• [WORK INSTRUCTIONS]: For every line in the data below that contains "Public", copy the line.

++++++++

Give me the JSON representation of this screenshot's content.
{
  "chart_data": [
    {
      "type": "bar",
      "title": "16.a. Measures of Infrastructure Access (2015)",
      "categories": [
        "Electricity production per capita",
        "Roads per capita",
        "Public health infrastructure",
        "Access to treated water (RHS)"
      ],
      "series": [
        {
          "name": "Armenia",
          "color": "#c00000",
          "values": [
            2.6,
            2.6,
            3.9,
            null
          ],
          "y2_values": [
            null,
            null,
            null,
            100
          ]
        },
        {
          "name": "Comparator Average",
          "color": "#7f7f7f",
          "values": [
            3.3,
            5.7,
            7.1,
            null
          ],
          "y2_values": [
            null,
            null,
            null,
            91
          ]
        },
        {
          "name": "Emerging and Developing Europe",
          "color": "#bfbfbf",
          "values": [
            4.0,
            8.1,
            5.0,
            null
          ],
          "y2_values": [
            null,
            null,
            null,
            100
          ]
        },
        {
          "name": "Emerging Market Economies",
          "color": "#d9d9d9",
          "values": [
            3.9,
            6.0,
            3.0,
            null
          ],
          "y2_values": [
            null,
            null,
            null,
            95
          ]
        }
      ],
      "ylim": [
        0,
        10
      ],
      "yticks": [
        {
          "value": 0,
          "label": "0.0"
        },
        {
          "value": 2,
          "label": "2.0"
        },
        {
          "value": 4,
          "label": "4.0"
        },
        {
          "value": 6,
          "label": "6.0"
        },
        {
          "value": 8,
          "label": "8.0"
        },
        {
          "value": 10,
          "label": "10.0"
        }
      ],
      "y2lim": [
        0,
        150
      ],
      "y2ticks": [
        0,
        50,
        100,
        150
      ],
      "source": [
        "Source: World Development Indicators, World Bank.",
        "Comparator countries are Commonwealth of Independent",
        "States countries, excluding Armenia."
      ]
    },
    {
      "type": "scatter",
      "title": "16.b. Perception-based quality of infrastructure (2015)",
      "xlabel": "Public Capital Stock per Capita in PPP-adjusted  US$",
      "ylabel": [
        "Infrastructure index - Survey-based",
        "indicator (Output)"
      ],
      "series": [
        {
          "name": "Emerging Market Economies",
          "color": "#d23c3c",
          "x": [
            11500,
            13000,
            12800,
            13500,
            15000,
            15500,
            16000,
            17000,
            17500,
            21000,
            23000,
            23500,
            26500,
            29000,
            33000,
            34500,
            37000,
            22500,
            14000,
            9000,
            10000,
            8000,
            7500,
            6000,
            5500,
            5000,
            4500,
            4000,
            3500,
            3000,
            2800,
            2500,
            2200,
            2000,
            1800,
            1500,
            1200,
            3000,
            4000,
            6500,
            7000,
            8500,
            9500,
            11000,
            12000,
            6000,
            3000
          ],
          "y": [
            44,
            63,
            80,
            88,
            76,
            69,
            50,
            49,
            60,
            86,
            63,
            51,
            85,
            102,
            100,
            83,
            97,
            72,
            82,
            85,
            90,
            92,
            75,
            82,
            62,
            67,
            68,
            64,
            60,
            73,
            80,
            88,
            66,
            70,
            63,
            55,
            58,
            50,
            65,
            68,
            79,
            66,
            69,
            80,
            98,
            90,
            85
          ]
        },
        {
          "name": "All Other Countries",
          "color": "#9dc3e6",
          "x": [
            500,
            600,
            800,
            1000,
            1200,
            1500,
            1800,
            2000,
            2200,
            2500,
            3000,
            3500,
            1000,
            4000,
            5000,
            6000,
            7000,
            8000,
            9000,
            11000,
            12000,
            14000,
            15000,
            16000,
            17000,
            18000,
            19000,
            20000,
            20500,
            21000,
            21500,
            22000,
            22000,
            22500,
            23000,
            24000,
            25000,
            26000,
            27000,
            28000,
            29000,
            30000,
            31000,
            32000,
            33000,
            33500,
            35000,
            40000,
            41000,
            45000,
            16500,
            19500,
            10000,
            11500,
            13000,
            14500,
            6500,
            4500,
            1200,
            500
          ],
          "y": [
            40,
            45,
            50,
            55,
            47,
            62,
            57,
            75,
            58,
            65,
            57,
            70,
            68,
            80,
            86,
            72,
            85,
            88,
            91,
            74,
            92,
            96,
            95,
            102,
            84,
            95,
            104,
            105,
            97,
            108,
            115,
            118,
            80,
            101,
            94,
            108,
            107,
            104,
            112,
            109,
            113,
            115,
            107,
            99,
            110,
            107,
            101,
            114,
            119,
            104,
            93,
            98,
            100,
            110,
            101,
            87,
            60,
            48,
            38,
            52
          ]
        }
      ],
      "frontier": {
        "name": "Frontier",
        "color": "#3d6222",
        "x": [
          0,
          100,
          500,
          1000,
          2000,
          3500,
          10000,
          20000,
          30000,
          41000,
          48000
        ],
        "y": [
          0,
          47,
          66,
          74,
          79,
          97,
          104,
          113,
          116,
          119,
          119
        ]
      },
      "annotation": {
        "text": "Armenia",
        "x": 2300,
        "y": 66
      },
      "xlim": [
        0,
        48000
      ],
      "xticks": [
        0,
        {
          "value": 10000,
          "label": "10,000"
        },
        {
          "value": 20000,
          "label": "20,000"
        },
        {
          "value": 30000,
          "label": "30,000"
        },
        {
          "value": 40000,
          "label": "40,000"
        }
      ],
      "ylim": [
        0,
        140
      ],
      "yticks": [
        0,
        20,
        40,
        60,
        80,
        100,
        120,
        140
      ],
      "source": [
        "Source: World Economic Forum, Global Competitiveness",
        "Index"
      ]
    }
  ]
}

++++++++

• [TASK OUTPUT]:
        "Public health infrastructure",
      "xlabel": "Public Capital Stock per Capita in PPP-adjusted  US$",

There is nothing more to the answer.